GIVEN PASSAGE
>>>>

# How to open NAT for Xbox Live



## Dudeguyy (May 3, 2010)

I know this topic has been discussed to death, but I haven't been able to follow any of the guides already posted online. If I follow those guides, I can do about half of what they say, but I end up getting error messages when I get to enabling DMZ or port forwarding.

I have a Zonet ZSR1124WE router and a Siemens Gigaset SE567 router modem/router. I can access them both via their IP addresses, 192.168.1.1 for the Zonet and 192.168.254.254 for the Siemens. I've tried making my Xbox IP address static, and accomplished that much. It's static IP address is 192.168.1.97, with a subnet mask of 255.255.255.0, a default gateway of 192.168.1.1, and DNS servers of 192.168.1.1 and 192.168.254.254. When I attempt to enable DMZ thru the Zonet networking options (192.168.1.1) for the Xbox, I check the DMZ box, and the only digit I can change are the fourth section of the address, so I change the default DMZ from 192.168.1.14 to 192.168.1.97 and click apply. Once the page refreshes, however, it resets right back to 192.168.1.14. And when I attempt to port forward the necessary ports for the Xbox with the Zonet, I enter the port numbers, as well as my Xbox's IP addy and TCP/UDP, and I only get an input error message. Also worth mentioning is that I am using an Xbox Wireless Adapter and not connecting the Xbox directly to a modem.

What the heck is going wrong? I've tried 2 or 3 times, for hours, to open this up and to no avail. Someone please help!!


----------



## digitalsatori (Apr 28, 2010)

Hi Dudeguy,

I'm sort of confused by your title and your description. NAT settings and port forwarding/DMZ settings are two different things. So, what's happening when you're using Xbox Live? Are you unable to connect to the Xbox Live service? Or, are you able to connect to Xbox Live but your connection is having problems?

Also, who is your ISP and what is the model of your ISP modem? Is the modem bridged?

--- Russ


----------



## Dudeguyy (May 3, 2010)

<<<<

PROMPT
Please rewrite everything in the Xbox Live NAT thread from "## digitalsatori (Apr" down to "the modem bridged?", using "internet provider" in place of "ISP" each time it appears. The rows after this point aren't needed for anything here.

DATA SUPPLIED
>>>>

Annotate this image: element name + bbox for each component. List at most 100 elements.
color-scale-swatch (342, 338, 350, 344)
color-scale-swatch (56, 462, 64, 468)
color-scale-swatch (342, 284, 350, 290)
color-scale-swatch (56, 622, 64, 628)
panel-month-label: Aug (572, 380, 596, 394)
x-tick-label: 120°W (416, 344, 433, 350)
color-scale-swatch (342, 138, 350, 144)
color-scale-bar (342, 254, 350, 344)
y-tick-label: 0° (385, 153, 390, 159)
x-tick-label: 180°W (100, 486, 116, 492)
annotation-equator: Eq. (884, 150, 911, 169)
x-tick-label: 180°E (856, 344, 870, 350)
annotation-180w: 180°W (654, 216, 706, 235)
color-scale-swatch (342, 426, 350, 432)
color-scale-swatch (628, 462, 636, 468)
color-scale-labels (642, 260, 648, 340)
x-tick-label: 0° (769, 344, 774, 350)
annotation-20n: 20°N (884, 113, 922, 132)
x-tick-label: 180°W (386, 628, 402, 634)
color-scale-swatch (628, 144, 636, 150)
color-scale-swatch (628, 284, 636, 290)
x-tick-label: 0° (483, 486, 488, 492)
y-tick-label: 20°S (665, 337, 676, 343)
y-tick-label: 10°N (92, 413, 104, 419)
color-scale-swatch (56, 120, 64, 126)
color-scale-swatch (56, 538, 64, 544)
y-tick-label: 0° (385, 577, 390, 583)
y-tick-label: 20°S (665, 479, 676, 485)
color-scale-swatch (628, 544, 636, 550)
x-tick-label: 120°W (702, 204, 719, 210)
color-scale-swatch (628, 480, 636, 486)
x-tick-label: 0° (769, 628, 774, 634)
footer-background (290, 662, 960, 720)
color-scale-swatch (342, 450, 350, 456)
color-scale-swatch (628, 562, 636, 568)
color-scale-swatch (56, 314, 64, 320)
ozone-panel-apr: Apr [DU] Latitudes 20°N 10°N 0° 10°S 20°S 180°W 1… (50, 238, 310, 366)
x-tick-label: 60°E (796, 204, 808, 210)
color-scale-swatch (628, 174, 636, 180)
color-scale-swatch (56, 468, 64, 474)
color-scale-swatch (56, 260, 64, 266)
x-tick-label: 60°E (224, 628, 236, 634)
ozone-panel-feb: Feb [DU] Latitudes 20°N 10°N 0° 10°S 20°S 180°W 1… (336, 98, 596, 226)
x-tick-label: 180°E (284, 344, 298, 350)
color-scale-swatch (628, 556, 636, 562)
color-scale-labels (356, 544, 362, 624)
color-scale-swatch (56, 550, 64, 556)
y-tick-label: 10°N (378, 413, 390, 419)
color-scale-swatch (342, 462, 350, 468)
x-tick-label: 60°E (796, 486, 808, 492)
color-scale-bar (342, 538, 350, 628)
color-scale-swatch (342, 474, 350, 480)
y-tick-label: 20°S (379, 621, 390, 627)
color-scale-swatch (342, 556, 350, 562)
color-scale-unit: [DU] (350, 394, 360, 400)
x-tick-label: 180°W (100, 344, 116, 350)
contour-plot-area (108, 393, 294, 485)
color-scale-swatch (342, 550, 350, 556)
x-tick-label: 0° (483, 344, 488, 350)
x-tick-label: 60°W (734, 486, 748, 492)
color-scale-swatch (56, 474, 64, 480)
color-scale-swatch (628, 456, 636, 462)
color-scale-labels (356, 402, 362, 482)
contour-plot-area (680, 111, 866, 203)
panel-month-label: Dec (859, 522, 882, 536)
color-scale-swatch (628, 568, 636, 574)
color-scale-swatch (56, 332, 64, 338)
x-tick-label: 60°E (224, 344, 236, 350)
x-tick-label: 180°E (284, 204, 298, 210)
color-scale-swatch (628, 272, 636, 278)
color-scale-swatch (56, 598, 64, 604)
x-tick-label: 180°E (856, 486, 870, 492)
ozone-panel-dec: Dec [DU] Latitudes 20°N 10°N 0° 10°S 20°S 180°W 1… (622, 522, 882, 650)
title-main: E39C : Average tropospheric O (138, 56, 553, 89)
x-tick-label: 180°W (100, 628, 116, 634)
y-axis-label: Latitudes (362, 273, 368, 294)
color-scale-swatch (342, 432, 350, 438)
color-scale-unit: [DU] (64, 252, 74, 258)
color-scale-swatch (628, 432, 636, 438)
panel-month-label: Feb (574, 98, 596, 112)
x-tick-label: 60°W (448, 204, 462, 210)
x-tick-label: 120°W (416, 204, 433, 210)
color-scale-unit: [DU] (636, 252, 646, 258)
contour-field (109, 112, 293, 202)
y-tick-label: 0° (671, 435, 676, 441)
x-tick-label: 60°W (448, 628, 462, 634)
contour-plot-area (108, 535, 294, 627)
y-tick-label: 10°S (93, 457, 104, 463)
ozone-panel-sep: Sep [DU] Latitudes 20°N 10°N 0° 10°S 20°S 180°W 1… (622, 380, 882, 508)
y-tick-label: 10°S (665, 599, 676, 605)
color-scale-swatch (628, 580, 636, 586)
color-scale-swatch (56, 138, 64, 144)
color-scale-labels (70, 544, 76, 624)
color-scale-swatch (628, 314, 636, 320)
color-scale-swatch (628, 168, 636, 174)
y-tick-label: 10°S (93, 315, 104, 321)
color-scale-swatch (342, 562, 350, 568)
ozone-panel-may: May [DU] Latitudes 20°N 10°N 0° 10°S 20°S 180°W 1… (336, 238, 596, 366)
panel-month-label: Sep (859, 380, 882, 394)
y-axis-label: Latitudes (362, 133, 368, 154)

<<<<
>>>>

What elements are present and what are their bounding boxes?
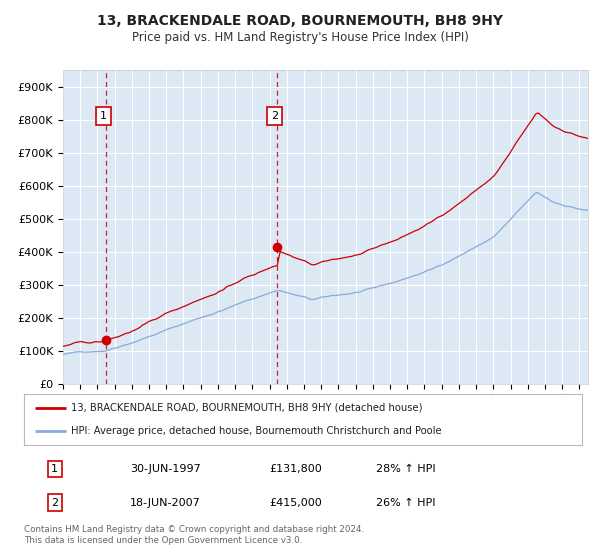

<<<<
>>>>

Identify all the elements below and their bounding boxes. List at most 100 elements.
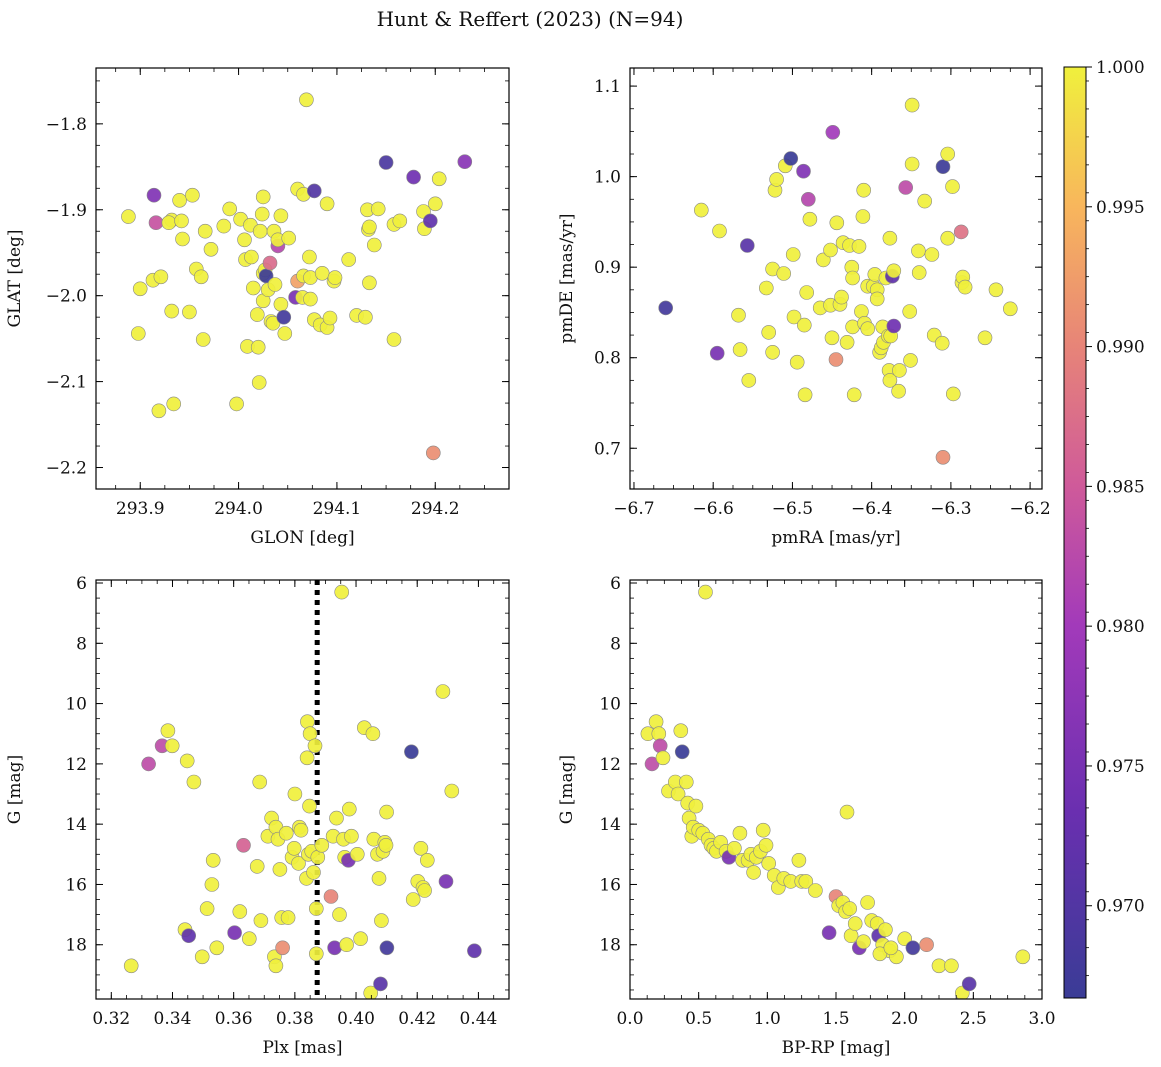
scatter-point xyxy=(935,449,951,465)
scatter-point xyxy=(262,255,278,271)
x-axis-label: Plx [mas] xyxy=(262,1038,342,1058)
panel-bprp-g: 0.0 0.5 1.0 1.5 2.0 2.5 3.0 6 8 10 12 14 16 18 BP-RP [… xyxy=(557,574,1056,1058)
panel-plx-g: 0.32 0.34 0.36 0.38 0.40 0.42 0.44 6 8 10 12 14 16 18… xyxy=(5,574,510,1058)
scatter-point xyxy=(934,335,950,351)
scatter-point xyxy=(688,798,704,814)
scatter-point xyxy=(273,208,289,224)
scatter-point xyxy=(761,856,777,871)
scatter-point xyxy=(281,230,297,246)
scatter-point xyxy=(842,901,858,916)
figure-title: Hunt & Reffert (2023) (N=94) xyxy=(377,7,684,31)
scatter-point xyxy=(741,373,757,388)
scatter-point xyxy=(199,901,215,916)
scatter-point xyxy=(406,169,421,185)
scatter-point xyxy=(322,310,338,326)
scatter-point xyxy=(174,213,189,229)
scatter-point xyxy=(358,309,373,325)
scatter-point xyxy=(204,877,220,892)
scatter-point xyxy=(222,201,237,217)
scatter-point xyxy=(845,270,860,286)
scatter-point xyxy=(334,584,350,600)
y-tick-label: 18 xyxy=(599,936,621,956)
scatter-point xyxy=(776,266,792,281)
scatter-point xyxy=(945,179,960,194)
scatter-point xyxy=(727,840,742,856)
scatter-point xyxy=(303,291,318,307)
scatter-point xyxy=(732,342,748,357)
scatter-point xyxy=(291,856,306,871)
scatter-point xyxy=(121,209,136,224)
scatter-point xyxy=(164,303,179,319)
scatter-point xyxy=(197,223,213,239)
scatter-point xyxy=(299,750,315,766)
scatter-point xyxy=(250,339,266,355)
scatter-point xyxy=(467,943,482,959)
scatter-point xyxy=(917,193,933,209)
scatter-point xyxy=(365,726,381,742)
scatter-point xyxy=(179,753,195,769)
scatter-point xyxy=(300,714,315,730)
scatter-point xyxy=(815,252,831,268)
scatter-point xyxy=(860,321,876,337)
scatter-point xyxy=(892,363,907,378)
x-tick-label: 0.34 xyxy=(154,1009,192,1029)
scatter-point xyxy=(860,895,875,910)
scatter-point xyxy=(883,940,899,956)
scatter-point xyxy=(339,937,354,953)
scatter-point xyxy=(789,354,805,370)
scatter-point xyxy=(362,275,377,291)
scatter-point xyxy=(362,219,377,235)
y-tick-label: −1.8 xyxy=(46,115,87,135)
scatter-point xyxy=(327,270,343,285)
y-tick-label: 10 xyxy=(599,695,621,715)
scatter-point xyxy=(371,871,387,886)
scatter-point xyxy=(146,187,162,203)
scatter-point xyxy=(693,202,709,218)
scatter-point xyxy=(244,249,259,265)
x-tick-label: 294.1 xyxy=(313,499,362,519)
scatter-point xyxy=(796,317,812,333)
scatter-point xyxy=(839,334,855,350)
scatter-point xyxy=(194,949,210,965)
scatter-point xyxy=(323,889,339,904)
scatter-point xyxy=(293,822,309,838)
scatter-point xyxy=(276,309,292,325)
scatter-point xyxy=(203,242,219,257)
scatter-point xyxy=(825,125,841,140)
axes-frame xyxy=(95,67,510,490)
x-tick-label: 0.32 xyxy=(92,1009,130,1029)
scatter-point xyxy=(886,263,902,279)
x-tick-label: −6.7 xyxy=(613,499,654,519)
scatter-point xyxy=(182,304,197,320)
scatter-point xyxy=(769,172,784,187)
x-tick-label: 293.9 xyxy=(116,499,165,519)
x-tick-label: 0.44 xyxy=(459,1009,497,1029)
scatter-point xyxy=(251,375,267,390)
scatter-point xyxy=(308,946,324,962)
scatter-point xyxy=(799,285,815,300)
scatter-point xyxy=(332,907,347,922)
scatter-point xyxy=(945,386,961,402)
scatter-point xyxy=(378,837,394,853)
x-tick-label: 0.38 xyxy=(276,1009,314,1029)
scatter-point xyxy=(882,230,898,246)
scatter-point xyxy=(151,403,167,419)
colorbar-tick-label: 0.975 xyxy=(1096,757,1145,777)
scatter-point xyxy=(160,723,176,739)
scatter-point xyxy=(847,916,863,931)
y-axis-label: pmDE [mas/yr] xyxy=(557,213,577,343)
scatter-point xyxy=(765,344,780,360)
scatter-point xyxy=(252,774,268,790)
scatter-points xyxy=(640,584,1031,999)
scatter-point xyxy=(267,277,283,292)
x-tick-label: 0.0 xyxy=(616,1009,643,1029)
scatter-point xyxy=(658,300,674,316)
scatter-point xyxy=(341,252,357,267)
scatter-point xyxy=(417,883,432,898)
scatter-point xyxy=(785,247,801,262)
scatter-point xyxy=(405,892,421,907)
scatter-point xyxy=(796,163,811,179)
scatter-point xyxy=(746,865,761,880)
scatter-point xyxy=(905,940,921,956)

<<<<

ANSWER FOR THIS EXERCISE
## digitalsatori (Apr 28, 2010)

Hi Dudeguy,

I'm sort of confused by your title and your description. NAT settings and port forwarding/DMZ settings are two different things. So, what's happening when you're using Xbox Live? Are you unable to connect to the Xbox Live service? Or, are you able to connect to Xbox Live but your connection is having problems?

Also, who is your internet provider and what is the model of your internet provider modem? Is the modem bridged?